Pull each line holding "this" out of the entries below.

**Source data:**
========================================================================
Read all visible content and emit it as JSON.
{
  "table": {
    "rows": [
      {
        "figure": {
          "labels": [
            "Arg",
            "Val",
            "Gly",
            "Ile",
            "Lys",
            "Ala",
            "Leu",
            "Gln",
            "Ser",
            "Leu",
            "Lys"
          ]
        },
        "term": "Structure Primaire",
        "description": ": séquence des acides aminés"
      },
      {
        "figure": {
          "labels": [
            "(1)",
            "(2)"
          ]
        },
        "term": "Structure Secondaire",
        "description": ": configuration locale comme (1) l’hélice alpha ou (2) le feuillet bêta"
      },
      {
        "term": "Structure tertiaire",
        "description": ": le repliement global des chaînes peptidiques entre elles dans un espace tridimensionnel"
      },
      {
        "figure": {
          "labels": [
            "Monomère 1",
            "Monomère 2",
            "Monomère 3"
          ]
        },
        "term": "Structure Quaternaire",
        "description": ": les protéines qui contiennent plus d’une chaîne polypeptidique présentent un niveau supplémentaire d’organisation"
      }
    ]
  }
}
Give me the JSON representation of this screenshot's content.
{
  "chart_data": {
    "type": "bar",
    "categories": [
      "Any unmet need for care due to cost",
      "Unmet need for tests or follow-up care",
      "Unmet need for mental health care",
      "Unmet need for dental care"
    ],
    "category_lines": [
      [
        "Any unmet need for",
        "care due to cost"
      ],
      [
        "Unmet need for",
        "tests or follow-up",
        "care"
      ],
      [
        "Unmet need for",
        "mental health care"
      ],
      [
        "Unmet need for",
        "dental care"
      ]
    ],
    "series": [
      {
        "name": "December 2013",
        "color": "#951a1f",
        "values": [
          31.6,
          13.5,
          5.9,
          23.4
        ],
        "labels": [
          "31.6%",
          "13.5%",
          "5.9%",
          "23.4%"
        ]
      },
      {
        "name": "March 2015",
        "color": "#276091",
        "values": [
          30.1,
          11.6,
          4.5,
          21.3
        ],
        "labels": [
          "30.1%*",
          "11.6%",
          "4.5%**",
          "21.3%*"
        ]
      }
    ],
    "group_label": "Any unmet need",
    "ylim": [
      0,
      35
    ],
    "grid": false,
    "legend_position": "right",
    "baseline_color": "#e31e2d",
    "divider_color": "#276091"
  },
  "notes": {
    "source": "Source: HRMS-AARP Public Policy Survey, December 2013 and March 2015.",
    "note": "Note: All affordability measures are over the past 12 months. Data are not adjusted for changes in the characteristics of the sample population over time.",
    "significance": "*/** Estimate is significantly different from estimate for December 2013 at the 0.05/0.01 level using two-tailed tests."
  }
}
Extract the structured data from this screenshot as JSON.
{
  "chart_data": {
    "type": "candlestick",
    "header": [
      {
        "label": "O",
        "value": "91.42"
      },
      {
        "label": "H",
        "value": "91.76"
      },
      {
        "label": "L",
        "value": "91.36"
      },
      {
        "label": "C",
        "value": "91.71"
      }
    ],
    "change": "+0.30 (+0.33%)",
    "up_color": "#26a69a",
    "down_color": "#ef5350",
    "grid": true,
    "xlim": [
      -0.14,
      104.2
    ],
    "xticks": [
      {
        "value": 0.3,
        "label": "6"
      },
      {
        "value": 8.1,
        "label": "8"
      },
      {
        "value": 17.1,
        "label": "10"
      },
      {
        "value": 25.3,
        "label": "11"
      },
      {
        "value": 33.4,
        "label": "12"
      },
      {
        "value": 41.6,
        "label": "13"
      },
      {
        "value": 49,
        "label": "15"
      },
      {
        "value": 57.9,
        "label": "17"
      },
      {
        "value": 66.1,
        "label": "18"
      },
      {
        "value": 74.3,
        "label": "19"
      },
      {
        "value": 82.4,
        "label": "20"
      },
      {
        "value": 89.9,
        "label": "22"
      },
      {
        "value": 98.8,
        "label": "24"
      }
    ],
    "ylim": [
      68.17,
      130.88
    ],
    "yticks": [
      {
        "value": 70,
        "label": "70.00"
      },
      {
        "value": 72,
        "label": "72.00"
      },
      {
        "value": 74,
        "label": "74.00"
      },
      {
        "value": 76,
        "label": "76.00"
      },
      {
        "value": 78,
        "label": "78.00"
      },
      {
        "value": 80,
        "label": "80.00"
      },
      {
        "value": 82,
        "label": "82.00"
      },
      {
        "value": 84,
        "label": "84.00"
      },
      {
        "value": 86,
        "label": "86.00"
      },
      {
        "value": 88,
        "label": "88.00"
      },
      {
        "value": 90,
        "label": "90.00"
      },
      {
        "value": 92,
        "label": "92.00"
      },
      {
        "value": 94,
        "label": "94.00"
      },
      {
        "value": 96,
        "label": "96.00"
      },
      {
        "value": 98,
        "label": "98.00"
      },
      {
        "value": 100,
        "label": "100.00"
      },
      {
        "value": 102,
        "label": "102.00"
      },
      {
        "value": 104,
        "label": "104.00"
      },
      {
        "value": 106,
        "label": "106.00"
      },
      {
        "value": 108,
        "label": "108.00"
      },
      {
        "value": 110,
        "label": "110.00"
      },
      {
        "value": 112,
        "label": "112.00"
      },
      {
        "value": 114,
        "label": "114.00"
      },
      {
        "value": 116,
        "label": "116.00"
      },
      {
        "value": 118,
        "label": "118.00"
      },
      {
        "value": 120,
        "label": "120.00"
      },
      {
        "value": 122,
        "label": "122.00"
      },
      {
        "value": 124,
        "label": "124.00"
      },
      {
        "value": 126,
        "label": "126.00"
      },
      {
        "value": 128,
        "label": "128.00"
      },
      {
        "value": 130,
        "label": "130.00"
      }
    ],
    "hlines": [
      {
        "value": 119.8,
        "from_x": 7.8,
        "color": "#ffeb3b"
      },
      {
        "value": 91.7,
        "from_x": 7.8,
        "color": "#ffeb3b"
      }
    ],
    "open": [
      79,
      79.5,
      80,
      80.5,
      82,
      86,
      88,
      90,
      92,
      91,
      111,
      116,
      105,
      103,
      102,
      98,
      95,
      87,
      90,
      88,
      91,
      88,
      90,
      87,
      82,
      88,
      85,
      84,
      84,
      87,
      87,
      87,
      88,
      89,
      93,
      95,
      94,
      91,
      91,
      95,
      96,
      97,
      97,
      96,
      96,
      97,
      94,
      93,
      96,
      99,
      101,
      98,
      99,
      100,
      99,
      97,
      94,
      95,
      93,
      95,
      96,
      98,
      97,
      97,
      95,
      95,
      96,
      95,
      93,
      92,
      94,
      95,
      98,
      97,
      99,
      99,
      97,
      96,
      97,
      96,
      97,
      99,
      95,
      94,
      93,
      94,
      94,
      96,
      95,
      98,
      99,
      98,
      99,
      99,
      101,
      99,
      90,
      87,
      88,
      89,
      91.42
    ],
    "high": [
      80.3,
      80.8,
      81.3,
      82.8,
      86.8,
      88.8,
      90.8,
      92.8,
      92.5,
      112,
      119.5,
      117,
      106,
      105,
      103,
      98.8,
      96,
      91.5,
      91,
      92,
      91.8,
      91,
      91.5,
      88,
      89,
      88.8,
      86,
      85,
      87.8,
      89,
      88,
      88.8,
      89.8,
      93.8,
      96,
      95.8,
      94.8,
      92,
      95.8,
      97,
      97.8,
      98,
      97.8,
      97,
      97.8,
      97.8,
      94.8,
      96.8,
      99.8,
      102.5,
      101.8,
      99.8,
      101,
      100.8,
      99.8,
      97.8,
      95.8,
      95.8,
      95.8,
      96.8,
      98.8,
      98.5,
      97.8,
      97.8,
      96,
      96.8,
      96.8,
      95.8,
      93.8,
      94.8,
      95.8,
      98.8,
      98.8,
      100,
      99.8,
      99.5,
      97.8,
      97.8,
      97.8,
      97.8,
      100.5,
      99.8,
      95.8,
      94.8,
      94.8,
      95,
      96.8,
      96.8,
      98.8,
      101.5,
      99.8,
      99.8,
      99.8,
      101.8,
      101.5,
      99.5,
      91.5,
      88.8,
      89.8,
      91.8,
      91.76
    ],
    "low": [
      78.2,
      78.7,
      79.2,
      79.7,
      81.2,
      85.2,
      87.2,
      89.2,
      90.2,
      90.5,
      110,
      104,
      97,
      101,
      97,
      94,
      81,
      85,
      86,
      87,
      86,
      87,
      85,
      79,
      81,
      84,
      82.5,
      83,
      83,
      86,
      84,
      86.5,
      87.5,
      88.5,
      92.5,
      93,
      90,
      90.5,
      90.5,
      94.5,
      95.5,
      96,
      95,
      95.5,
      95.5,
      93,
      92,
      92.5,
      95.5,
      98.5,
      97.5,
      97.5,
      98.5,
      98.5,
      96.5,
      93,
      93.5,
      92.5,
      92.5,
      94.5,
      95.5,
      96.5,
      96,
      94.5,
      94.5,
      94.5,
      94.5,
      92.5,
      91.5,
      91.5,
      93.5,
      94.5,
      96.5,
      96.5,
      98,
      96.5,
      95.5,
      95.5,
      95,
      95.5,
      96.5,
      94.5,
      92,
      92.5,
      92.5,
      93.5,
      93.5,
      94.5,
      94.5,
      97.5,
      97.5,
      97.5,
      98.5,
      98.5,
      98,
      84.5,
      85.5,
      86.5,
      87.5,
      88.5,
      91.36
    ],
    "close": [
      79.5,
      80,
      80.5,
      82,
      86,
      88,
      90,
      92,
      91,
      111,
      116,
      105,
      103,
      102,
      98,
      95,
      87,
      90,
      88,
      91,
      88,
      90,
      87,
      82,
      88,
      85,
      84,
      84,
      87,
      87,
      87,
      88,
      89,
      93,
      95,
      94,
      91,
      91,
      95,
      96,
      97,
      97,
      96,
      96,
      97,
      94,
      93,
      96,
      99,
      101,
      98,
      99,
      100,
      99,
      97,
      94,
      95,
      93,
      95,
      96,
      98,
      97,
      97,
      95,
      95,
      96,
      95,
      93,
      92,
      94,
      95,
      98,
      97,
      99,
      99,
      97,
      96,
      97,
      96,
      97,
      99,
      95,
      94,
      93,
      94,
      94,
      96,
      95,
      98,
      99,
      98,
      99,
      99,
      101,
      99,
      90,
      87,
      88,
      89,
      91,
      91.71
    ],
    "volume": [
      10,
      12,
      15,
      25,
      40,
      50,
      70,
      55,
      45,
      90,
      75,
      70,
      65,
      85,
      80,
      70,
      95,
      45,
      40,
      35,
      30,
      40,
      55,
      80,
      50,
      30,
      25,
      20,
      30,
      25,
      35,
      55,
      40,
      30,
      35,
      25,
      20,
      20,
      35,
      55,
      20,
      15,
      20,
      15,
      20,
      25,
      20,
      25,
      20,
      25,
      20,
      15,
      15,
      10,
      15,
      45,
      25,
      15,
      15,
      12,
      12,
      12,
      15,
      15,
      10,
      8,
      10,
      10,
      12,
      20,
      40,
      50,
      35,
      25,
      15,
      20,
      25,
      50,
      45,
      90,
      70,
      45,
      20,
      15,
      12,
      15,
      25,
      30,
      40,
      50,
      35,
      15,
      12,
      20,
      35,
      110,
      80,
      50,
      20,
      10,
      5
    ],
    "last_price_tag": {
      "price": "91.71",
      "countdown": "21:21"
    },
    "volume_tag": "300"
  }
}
========================================================================
**Solution below:**
Give me the JSON representation of this screenshot's content.
Extract the structured data from this screenshot as JSON.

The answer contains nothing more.